───── DATASET EXTRACT ─────
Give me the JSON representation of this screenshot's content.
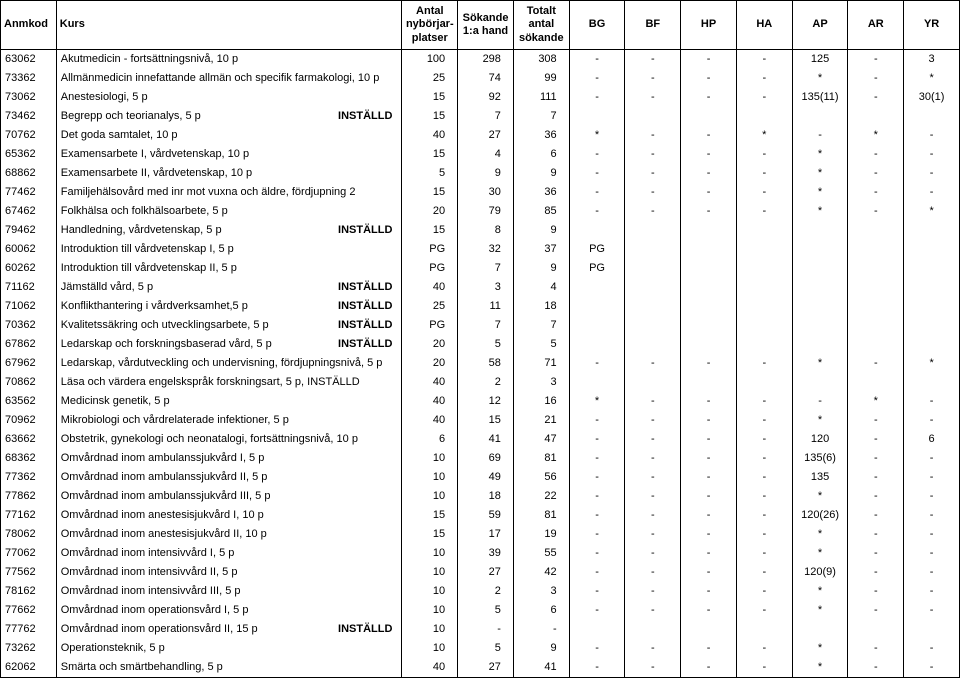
{
  "style": {
    "font_family": "Arial",
    "font_size_header": 11,
    "font_size_body": 11,
    "border_color": "#000000",
    "background_color": "#ffffff",
    "text_color": "#000000"
  },
  "columns": [
    {
      "key": "code",
      "label": "Anmkod",
      "class": "c-code"
    },
    {
      "key": "name",
      "label": "Kurs",
      "class": "c-name"
    },
    {
      "key": "antal",
      "label": "Antal\nnybörjar-\nplatser",
      "class": "c-antal"
    },
    {
      "key": "sok",
      "label": "Sökande\n1:a hand",
      "class": "c-sok"
    },
    {
      "key": "tot",
      "label": "Totalt\nantal\nsökande",
      "class": "c-tot"
    },
    {
      "key": "bg",
      "label": "BG",
      "class": "c-bg"
    },
    {
      "key": "bf",
      "label": "BF",
      "class": "c-bf"
    },
    {
      "key": "hp",
      "label": "HP",
      "class": "c-hp"
    },
    {
      "key": "ha",
      "label": "HA",
      "class": "c-ha"
    },
    {
      "key": "ap",
      "label": "AP",
      "class": "c-ap"
    },
    {
      "key": "ar",
      "label": "AR",
      "class": "c-ar"
    },
    {
      "key": "yr",
      "label": "YR",
      "class": "c-yr"
    }
  ],
  "rows": [
    {
      "code": "63062",
      "name": "Akutmedicin - fortsättningsnivå, 10 p",
      "status": "",
      "antal": "100",
      "sok": "298",
      "tot": "308",
      "bg": "-",
      "bf": "-",
      "hp": "-",
      "ha": "-",
      "ap": "125",
      "ar": "-",
      "yr": "3"
    },
    {
      "code": "73362",
      "name": "Allmänmedicin innefattande allmän och specifik farmakologi, 10 p",
      "status": "",
      "antal": "25",
      "sok": "74",
      "tot": "99",
      "bg": "-",
      "bf": "-",
      "hp": "-",
      "ha": "-",
      "ap": "*",
      "ar": "-",
      "yr": "*"
    },
    {
      "code": "73062",
      "name": "Anestesiologi, 5 p",
      "status": "",
      "antal": "15",
      "sok": "92",
      "tot": "111",
      "bg": "-",
      "bf": "-",
      "hp": "-",
      "ha": "-",
      "ap": "135(11)",
      "ar": "-",
      "yr": "30(1)"
    },
    {
      "code": "73462",
      "name": "Begrepp och teorianalys, 5 p",
      "status": "INSTÄLLD",
      "antal": "15",
      "sok": "7",
      "tot": "7",
      "bg": "",
      "bf": "",
      "hp": "",
      "ha": "",
      "ap": "",
      "ar": "",
      "yr": ""
    },
    {
      "code": "70762",
      "name": "Det goda samtalet, 10 p",
      "status": "",
      "antal": "40",
      "sok": "27",
      "tot": "36",
      "bg": "*",
      "bf": "-",
      "hp": "-",
      "ha": "*",
      "ap": "-",
      "ar": "*",
      "yr": "-"
    },
    {
      "code": "65362",
      "name": "Examensarbete I, vårdvetenskap, 10 p",
      "status": "",
      "antal": "15",
      "sok": "4",
      "tot": "6",
      "bg": "-",
      "bf": "-",
      "hp": "-",
      "ha": "-",
      "ap": "*",
      "ar": "-",
      "yr": "-"
    },
    {
      "code": "68862",
      "name": "Examensarbete II, vårdvetenskap, 10 p",
      "status": "",
      "antal": "5",
      "sok": "9",
      "tot": "9",
      "bg": "-",
      "bf": "-",
      "hp": "-",
      "ha": "-",
      "ap": "*",
      "ar": "-",
      "yr": "-"
    },
    {
      "code": "77462",
      "name": "Familjehälsovård med inr mot vuxna och äldre, fördjupning 2",
      "status": "",
      "antal": "15",
      "sok": "30",
      "tot": "36",
      "bg": "-",
      "bf": "-",
      "hp": "-",
      "ha": "-",
      "ap": "*",
      "ar": "-",
      "yr": "-"
    },
    {
      "code": "67462",
      "name": "Folkhälsa och folkhälsoarbete, 5 p",
      "status": "",
      "antal": "20",
      "sok": "79",
      "tot": "85",
      "bg": "-",
      "bf": "-",
      "hp": "-",
      "ha": "-",
      "ap": "*",
      "ar": "-",
      "yr": "*"
    },
    {
      "code": "79462",
      "name": "Handledning, vårdvetenskap, 5 p",
      "status": "INSTÄLLD",
      "antal": "15",
      "sok": "8",
      "tot": "9",
      "bg": "",
      "bf": "",
      "hp": "",
      "ha": "",
      "ap": "",
      "ar": "",
      "yr": ""
    },
    {
      "code": "60062",
      "name": "Introduktion till vårdvetenskap I, 5 p",
      "status": "",
      "antal": "PG",
      "sok": "32",
      "tot": "37",
      "bg": "PG",
      "bf": "",
      "hp": "",
      "ha": "",
      "ap": "",
      "ar": "",
      "yr": ""
    },
    {
      "code": "60262",
      "name": "Introduktion till vårdvetenskap II, 5 p",
      "status": "",
      "antal": "PG",
      "sok": "7",
      "tot": "9",
      "bg": "PG",
      "bf": "",
      "hp": "",
      "ha": "",
      "ap": "",
      "ar": "",
      "yr": ""
    },
    {
      "code": "71162",
      "name": "Jämställd vård, 5 p",
      "status": "INSTÄLLD",
      "antal": "40",
      "sok": "3",
      "tot": "4",
      "bg": "",
      "bf": "",
      "hp": "",
      "ha": "",
      "ap": "",
      "ar": "",
      "yr": ""
    },
    {
      "code": "71062",
      "name": "Konflikthantering i vårdverksamhet,5 p",
      "status": "INSTÄLLD",
      "antal": "25",
      "sok": "11",
      "tot": "18",
      "bg": "",
      "bf": "",
      "hp": "",
      "ha": "",
      "ap": "",
      "ar": "",
      "yr": ""
    },
    {
      "code": "70362",
      "name": "Kvalitetssäkring och utvecklingsarbete, 5 p",
      "status": "INSTÄLLD",
      "antal": "PG",
      "sok": "7",
      "tot": "7",
      "bg": "",
      "bf": "",
      "hp": "",
      "ha": "",
      "ap": "",
      "ar": "",
      "yr": ""
    },
    {
      "code": "67862",
      "name": "Ledarskap och forskningsbaserad vård, 5 p",
      "status": "INSTÄLLD",
      "antal": "20",
      "sok": "5",
      "tot": "5",
      "bg": "",
      "bf": "",
      "hp": "",
      "ha": "",
      "ap": "",
      "ar": "",
      "yr": ""
    },
    {
      "code": "67962",
      "name": "Ledarskap, vårdutveckling och undervisning, fördjupningsnivå, 5 p",
      "status": "",
      "antal": "20",
      "sok": "58",
      "tot": "71",
      "bg": "-",
      "bf": "-",
      "hp": "-",
      "ha": "-",
      "ap": "*",
      "ar": "-",
      "yr": "*"
    },
    {
      "code": "70862",
      "name": "Läsa och värdera engelskspråk forskningsart, 5 p, INSTÄLLD",
      "status": "",
      "antal": "40",
      "sok": "2",
      "tot": "3",
      "bg": "",
      "bf": "",
      "hp": "",
      "ha": "",
      "ap": "",
      "ar": "",
      "yr": ""
    },
    {
      "code": "63562",
      "name": "Medicinsk genetik, 5 p",
      "status": "",
      "antal": "40",
      "sok": "12",
      "tot": "16",
      "bg": "*",
      "bf": "-",
      "hp": "-",
      "ha": "-",
      "ap": "-",
      "ar": "*",
      "yr": "-"
    },
    {
      "code": "70962",
      "name": "Mikrobiologi och vårdrelaterade infektioner, 5 p",
      "status": "",
      "antal": "40",
      "sok": "15",
      "tot": "21",
      "bg": "-",
      "bf": "-",
      "hp": "-",
      "ha": "-",
      "ap": "*",
      "ar": "-",
      "yr": "-"
    },
    {
      "code": "63662",
      "name": "Obstetrik, gynekologi och neonatalogi, fortsättningsnivå, 10 p",
      "status": "",
      "antal": "6",
      "sok": "41",
      "tot": "47",
      "bg": "-",
      "bf": "-",
      "hp": "-",
      "ha": "-",
      "ap": "120",
      "ar": "-",
      "yr": "6"
    },
    {
      "code": "68362",
      "name": "Omvårdnad inom ambulanssjukvård I, 5 p",
      "status": "",
      "antal": "10",
      "sok": "69",
      "tot": "81",
      "bg": "-",
      "bf": "-",
      "hp": "-",
      "ha": "-",
      "ap": "135(6)",
      "ar": "-",
      "yr": "-"
    },
    {
      "code": "77362",
      "name": "Omvårdnad inom ambulanssjukvård II, 5 p",
      "status": "",
      "antal": "10",
      "sok": "49",
      "tot": "56",
      "bg": "-",
      "bf": "-",
      "hp": "-",
      "ha": "-",
      "ap": "135",
      "ar": "-",
      "yr": "-"
    },
    {
      "code": "77862",
      "name": "Omvårdnad inom ambulanssjukvård III, 5 p",
      "status": "",
      "antal": "10",
      "sok": "18",
      "tot": "22",
      "bg": "-",
      "bf": "-",
      "hp": "-",
      "ha": "-",
      "ap": "*",
      "ar": "-",
      "yr": "-"
    },
    {
      "code": "77162",
      "name": "Omvårdnad inom anestesisjukvård I, 10 p",
      "status": "",
      "antal": "15",
      "sok": "59",
      "tot": "81",
      "bg": "-",
      "bf": "-",
      "hp": "-",
      "ha": "-",
      "ap": "120(26)",
      "ar": "-",
      "yr": "-"
    },
    {
      "code": "78062",
      "name": "Omvårdnad inom anestesisjukvård II, 10 p",
      "status": "",
      "antal": "15",
      "sok": "17",
      "tot": "19",
      "bg": "-",
      "bf": "-",
      "hp": "-",
      "ha": "-",
      "ap": "*",
      "ar": "-",
      "yr": "-"
    },
    {
      "code": "77062",
      "name": "Omvårdnad inom intensivvård I, 5 p",
      "status": "",
      "antal": "10",
      "sok": "39",
      "tot": "55",
      "bg": "-",
      "bf": "-",
      "hp": "-",
      "ha": "-",
      "ap": "*",
      "ar": "-",
      "yr": "-"
    },
    {
      "code": "77562",
      "name": "Omvårdnad inom intensivvård II, 5 p",
      "status": "",
      "antal": "10",
      "sok": "27",
      "tot": "42",
      "bg": "-",
      "bf": "-",
      "hp": "-",
      "ha": "-",
      "ap": "120(9)",
      "ar": "-",
      "yr": "-"
    },
    {
      "code": "78162",
      "name": "Omvårdnad inom intensivvård III, 5 p",
      "status": "",
      "antal": "10",
      "sok": "2",
      "tot": "3",
      "bg": "-",
      "bf": "-",
      "hp": "-",
      "ha": "-",
      "ap": "*",
      "ar": "-",
      "yr": "-"
    },
    {
      "code": "77662",
      "name": "Omvårdnad inom operationsvård I, 5 p",
      "status": "",
      "antal": "10",
      "sok": "5",
      "tot": "6",
      "bg": "-",
      "bf": "-",
      "hp": "-",
      "ha": "-",
      "ap": "*",
      "ar": "-",
      "yr": "-"
    },
    {
      "code": "77762",
      "name": "Omvårdnad inom operationsvård II, 15 p",
      "status": "INSTÄLLD",
      "antal": "10",
      "sok": "-",
      "tot": "-",
      "bg": "",
      "bf": "",
      "hp": "",
      "ha": "",
      "ap": "",
      "ar": "",
      "yr": ""
    },
    {
      "code": "73262",
      "name": "Operationsteknik, 5 p",
      "status": "",
      "antal": "10",
      "sok": "5",
      "tot": "9",
      "bg": "-",
      "bf": "-",
      "hp": "-",
      "ha": "-",
      "ap": "*",
      "ar": "-",
      "yr": "-"
    },
    {
      "code": "62062",
      "name": "Smärta och smärtbehandling, 5 p",
      "status": "",
      "antal": "40",
      "sok": "27",
      "tot": "41",
      "bg": "-",
      "bf": "-",
      "hp": "-",
      "ha": "-",
      "ap": "*",
      "ar": "-",
      "yr": "-"
    }
  ]
}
─────
SET EXERCISE. Copy each line holding the word "anestesisjukvård" from the listing above.

WRITTEN REPLY.
      "name": "Omvårdnad inom anestesisjukvård I, 10 p",
      "name": "Omvårdnad inom anestesisjukvård II, 10 p",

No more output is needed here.